**Short exercise:**
Find how many lines contain the word "weekdayalc" and state that number alone.

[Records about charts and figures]
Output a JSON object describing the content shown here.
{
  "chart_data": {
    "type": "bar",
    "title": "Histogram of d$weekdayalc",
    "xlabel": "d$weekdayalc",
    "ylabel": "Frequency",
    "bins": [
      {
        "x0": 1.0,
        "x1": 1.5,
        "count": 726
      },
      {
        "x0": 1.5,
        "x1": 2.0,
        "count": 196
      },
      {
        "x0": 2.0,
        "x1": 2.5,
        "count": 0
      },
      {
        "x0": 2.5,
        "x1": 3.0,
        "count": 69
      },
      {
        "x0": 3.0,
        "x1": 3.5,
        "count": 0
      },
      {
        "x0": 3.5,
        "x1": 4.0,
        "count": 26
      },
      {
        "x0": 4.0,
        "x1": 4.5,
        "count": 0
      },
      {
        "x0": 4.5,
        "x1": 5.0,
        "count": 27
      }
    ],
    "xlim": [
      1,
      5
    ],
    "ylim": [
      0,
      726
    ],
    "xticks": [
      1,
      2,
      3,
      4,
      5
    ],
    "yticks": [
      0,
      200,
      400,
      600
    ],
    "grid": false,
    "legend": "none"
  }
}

**Result of the task:**
2